→ Material shown:
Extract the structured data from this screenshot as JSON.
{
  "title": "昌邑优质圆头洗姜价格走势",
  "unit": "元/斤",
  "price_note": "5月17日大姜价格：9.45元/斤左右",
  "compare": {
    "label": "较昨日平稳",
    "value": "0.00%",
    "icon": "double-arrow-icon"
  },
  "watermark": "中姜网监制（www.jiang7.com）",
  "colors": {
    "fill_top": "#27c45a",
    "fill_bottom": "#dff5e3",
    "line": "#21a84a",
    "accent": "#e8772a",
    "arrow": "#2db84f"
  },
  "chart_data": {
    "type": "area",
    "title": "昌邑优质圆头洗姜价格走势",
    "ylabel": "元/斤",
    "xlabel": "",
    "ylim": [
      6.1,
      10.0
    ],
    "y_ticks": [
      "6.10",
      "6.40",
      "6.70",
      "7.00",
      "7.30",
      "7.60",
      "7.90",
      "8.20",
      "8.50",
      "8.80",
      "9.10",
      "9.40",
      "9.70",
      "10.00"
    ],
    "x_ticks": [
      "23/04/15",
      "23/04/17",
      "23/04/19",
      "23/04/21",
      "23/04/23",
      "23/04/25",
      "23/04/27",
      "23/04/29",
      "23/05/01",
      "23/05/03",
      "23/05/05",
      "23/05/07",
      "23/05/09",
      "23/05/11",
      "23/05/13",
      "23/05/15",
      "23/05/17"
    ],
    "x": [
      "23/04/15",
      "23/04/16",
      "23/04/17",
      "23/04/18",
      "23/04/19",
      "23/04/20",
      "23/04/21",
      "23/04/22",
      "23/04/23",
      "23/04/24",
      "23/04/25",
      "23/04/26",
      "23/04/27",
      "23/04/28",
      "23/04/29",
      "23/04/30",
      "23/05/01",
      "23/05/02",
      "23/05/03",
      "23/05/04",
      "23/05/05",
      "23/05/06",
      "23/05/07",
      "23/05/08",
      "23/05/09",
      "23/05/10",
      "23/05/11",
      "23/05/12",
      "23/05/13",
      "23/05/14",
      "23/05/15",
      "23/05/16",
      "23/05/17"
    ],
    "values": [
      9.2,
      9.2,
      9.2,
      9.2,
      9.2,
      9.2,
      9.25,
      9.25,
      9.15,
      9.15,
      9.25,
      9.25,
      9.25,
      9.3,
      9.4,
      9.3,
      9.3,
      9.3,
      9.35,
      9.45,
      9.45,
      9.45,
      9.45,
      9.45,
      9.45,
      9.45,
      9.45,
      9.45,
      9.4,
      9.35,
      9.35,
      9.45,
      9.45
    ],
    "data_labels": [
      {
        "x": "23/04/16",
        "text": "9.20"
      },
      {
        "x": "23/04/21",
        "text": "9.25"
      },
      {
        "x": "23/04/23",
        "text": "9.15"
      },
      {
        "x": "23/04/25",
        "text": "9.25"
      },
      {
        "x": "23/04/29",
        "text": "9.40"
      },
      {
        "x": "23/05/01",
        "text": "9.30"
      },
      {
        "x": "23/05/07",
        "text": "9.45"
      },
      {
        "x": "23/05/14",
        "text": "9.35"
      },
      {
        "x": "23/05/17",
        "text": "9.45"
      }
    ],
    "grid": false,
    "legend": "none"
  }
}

→ Work instructions:
Output each record exactly, leaving nothing out.

→ The reply:
Extract the structured data from this screenshot as JSON.
{
  "title": "昌邑优质圆头洗姜价格走势",
  "unit": "元/斤",
  "price_note": "5月17日大姜价格：9.45元/斤左右",
  "compare": {
    "label": "较昨日平稳",
    "value": "0.00%",
    "icon": "double-arrow-icon"
  },
  "watermark": "中姜网监制（www.jiang7.com）",
  "colors": {
    "fill_top": "#27c45a",
    "fill_bottom": "#dff5e3",
    "line": "#21a84a",
    "accent": "#e8772a",
    "arrow": "#2db84f"
  },
  "chart_data": {
    "type": "area",
    "title": "昌邑优质圆头洗姜价格走势",
    "ylabel": "元/斤",
    "xlabel": "",
    "ylim": [
      6.1,
      10.0
    ],
    "y_ticks": [
      "6.10",
      "6.40",
      "6.70",
      "7.00",
      "7.30",
      "7.60",
      "7.90",
      "8.20",
      "8.50",
      "8.80",
      "9.10",
      "9.40",
      "9.70",
      "10.00"
    ],
    "x_ticks": [
      "23/04/15",
      "23/04/17",
      "23/04/19",
      "23/04/21",
      "23/04/23",
      "23/04/25",
      "23/04/27",
      "23/04/29",
      "23/05/01",
      "23/05/03",
      "23/05/05",
      "23/05/07",
      "23/05/09",
      "23/05/11",
      "23/05/13",
      "23/05/15",
      "23/05/17"
    ],
    "x": [
      "23/04/15",
      "23/04/16",
      "23/04/17",
      "23/04/18",
      "23/04/19",
      "23/04/20",
      "23/04/21",
      "23/04/22",
      "23/04/23",
      "23/04/24",
      "23/04/25",
      "23/04/26",
      "23/04/27",
      "23/04/28",
      "23/04/29",
      "23/04/30",
      "23/05/01",
      "23/05/02",
      "23/05/03",
      "23/05/04",
      "23/05/05",
      "23/05/06",
      "23/05/07",
      "23/05/08",
      "23/05/09",
      "23/05/10",
      "23/05/11",
      "23/05/12",
      "23/05/13",
      "23/05/14",
      "23/05/15",
      "23/05/16",
      "23/05/17"
    ],
    "values": [
      9.2,
      9.2,
      9.2,
      9.2,
      9.2,
      9.2,
      9.25,
      9.25,
      9.15,
      9.15,
      9.25,
      9.25,
      9.25,
      9.3,
      9.4,
      9.3,
      9.3,
      9.3,
      9.35,
      9.45,
      9.45,
      9.45,
      9.45,
      9.45,
      9.45,
      9.45,
      9.45,
      9.45,
      9.4,
      9.35,
      9.35,
      9.45,
      9.45
    ],
    "data_labels": [
      {
        "x": "23/04/16",
        "text": "9.20"
      },
      {
        "x": "23/04/21",
        "text": "9.25"
      },
      {
        "x": "23/04/23",
        "text": "9.15"
      },
      {
        "x": "23/04/25",
        "text": "9.25"
      },
      {
        "x": "23/04/29",
        "text": "9.40"
      },
      {
        "x": "23/05/01",
        "text": "9.30"
      },
      {
        "x": "23/05/07",
        "text": "9.45"
      },
      {
        "x": "23/05/14",
        "text": "9.35"
      },
      {
        "x": "23/05/17",
        "text": "9.45"
      }
    ],
    "grid": false,
    "legend": "none"
  }
}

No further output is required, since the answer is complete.